[CHALLENGE] The data below should be restated word for word, with every picture omitted.
--- START OF RECORDED INFORMATION ---
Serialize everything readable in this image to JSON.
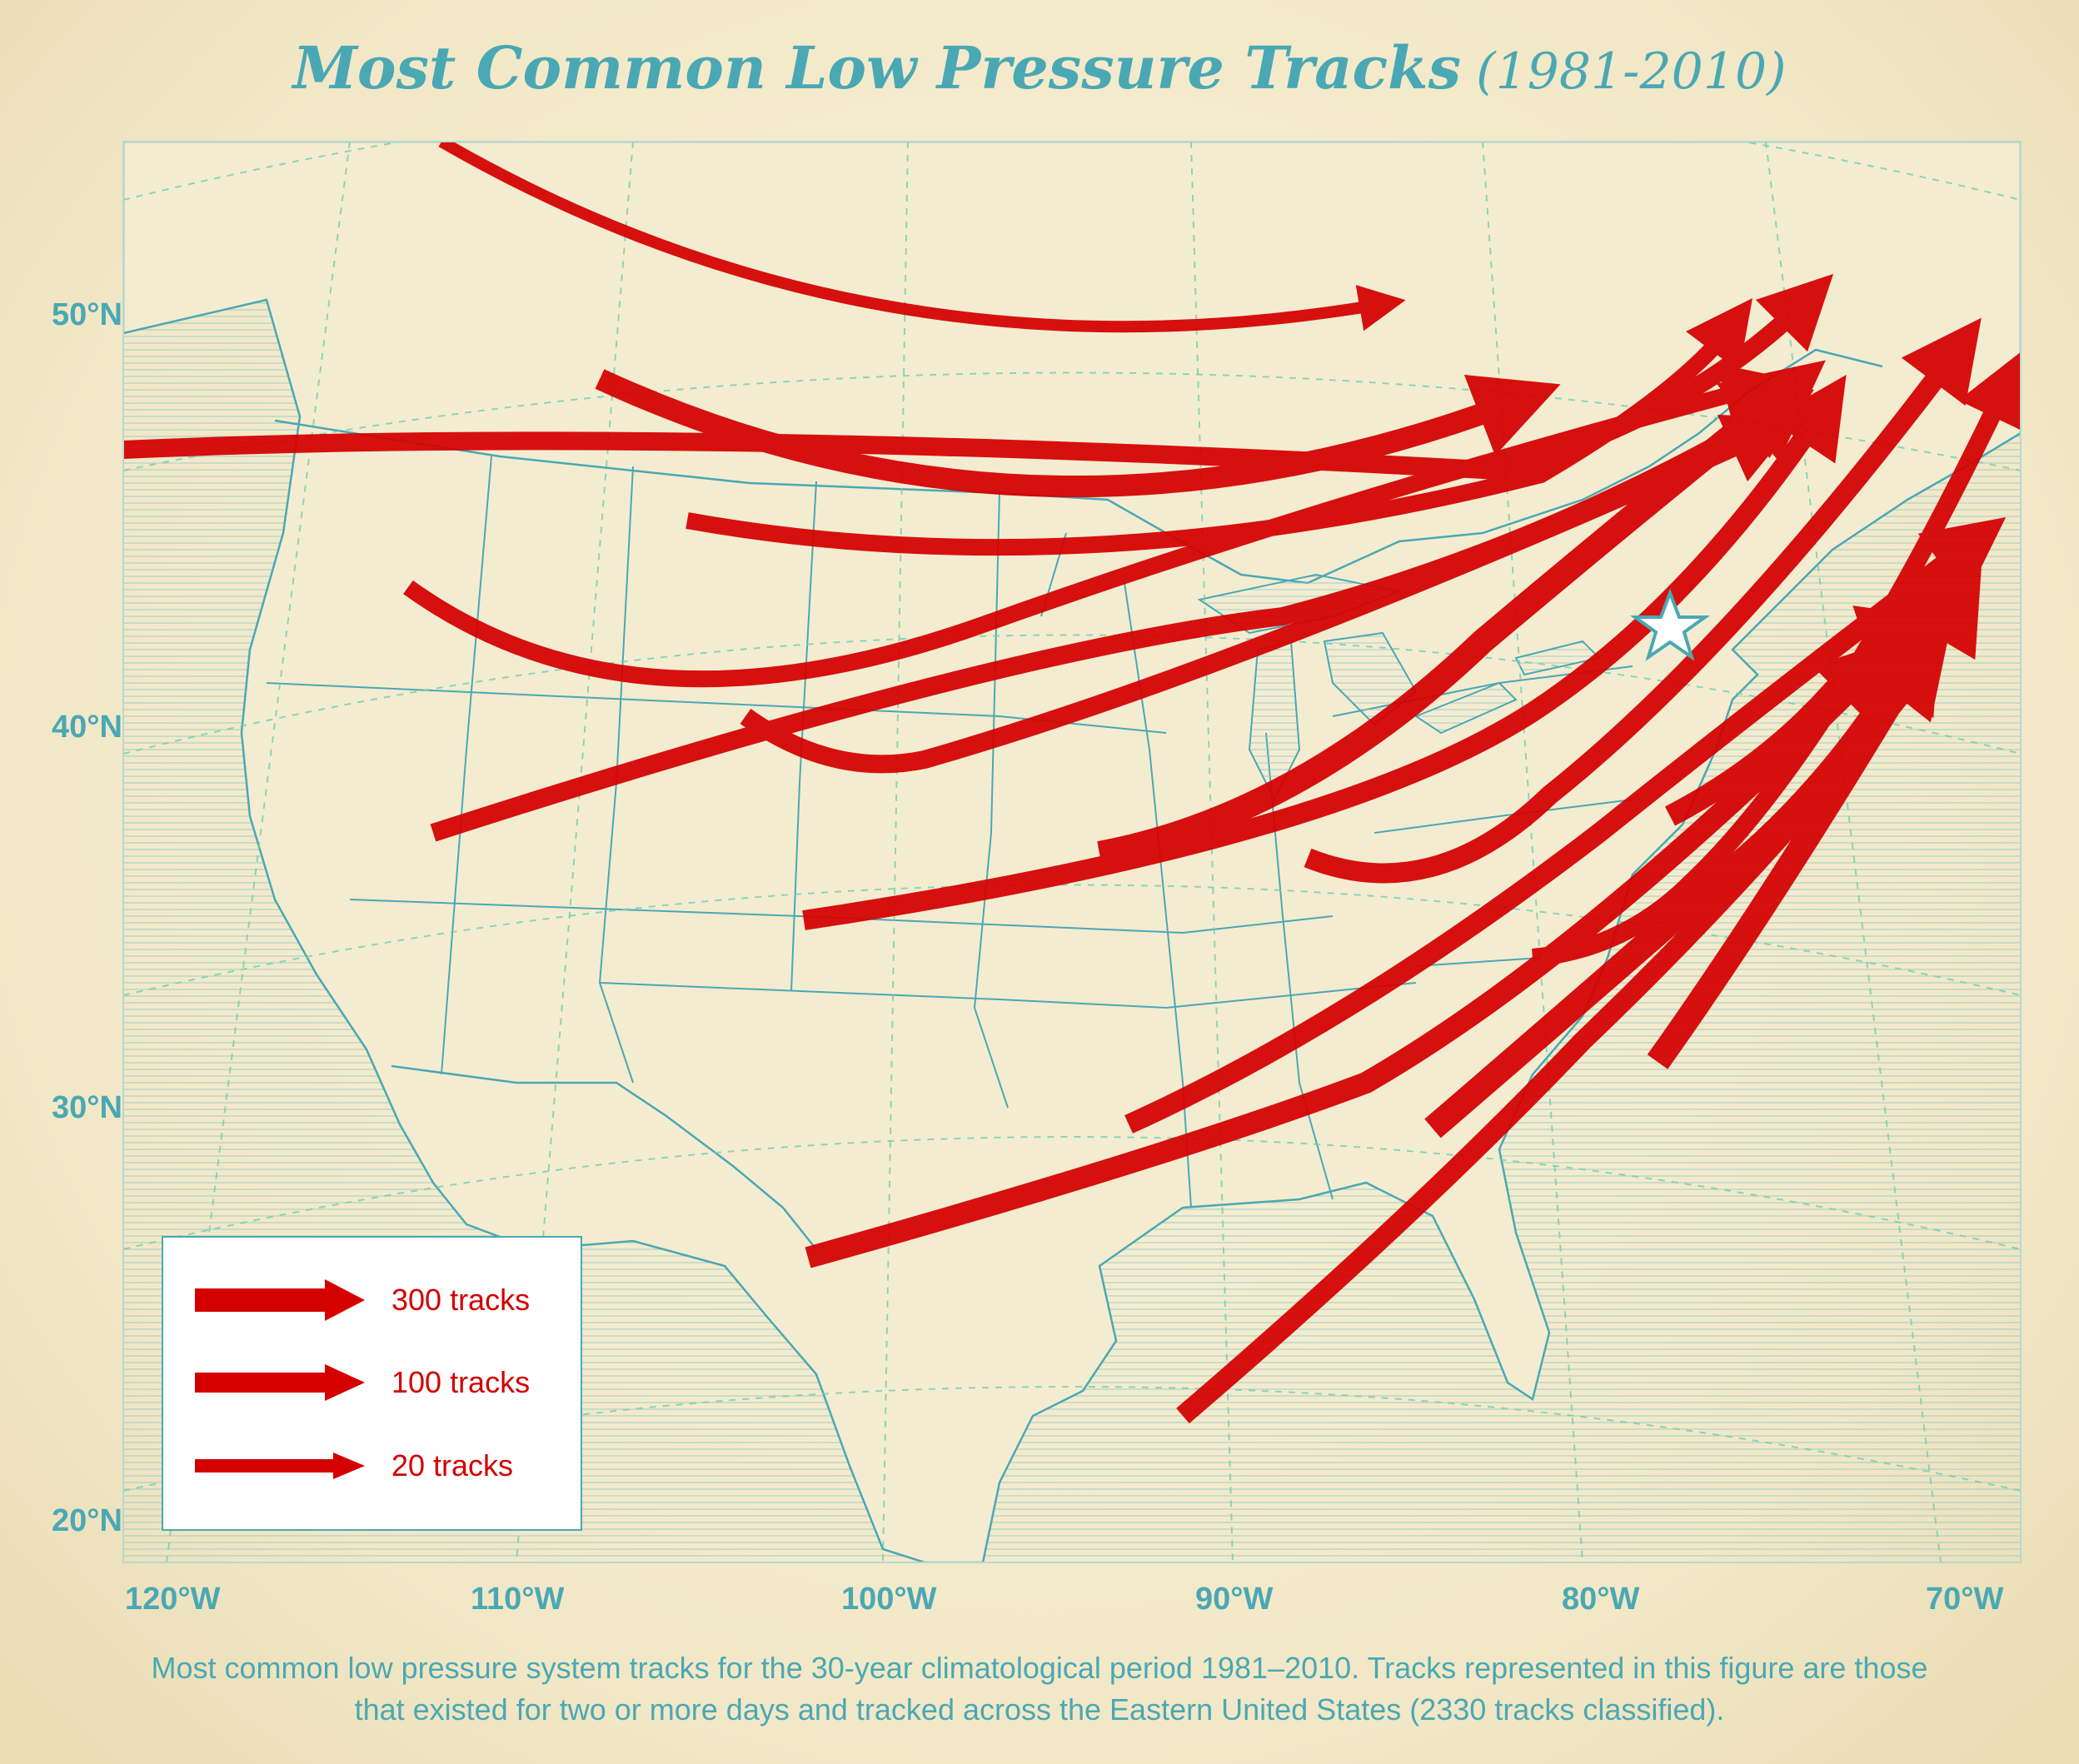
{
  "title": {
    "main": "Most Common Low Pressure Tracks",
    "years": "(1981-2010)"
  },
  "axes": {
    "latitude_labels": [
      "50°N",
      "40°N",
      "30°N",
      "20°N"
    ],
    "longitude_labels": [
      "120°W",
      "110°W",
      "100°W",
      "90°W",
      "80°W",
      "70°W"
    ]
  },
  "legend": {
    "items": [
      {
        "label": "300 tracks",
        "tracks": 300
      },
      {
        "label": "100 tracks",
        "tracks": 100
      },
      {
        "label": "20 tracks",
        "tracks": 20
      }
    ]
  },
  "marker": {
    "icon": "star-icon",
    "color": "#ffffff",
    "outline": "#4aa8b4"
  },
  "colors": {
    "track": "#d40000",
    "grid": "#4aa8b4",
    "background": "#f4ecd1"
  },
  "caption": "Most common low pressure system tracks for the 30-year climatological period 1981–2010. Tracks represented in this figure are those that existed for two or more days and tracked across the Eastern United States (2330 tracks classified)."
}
--- END OF RECORDED INFORMATION ---
[REPLY TO THE EXERCISE]
Serialize everything readable in this image to JSON.
{
  "title": {
    "main": "Most Common Low Pressure Tracks",
    "years": "(1981-2010)"
  },
  "axes": {
    "latitude_labels": [
      "50°N",
      "40°N",
      "30°N",
      "20°N"
    ],
    "longitude_labels": [
      "120°W",
      "110°W",
      "100°W",
      "90°W",
      "80°W",
      "70°W"
    ]
  },
  "legend": {
    "items": [
      {
        "label": "300 tracks",
        "tracks": 300
      },
      {
        "label": "100 tracks",
        "tracks": 100
      },
      {
        "label": "20 tracks",
        "tracks": 20
      }
    ]
  },
  "marker": {
    "icon": "star-icon",
    "color": "#ffffff",
    "outline": "#4aa8b4"
  },
  "colors": {
    "track": "#d40000",
    "grid": "#4aa8b4",
    "background": "#f4ecd1"
  },
  "caption": "Most common low pressure system tracks for the 30-year climatological period 1981–2010. Tracks represented in this figure are those that existed for two or more days and tracked across the Eastern United States (2330 tracks classified)."
}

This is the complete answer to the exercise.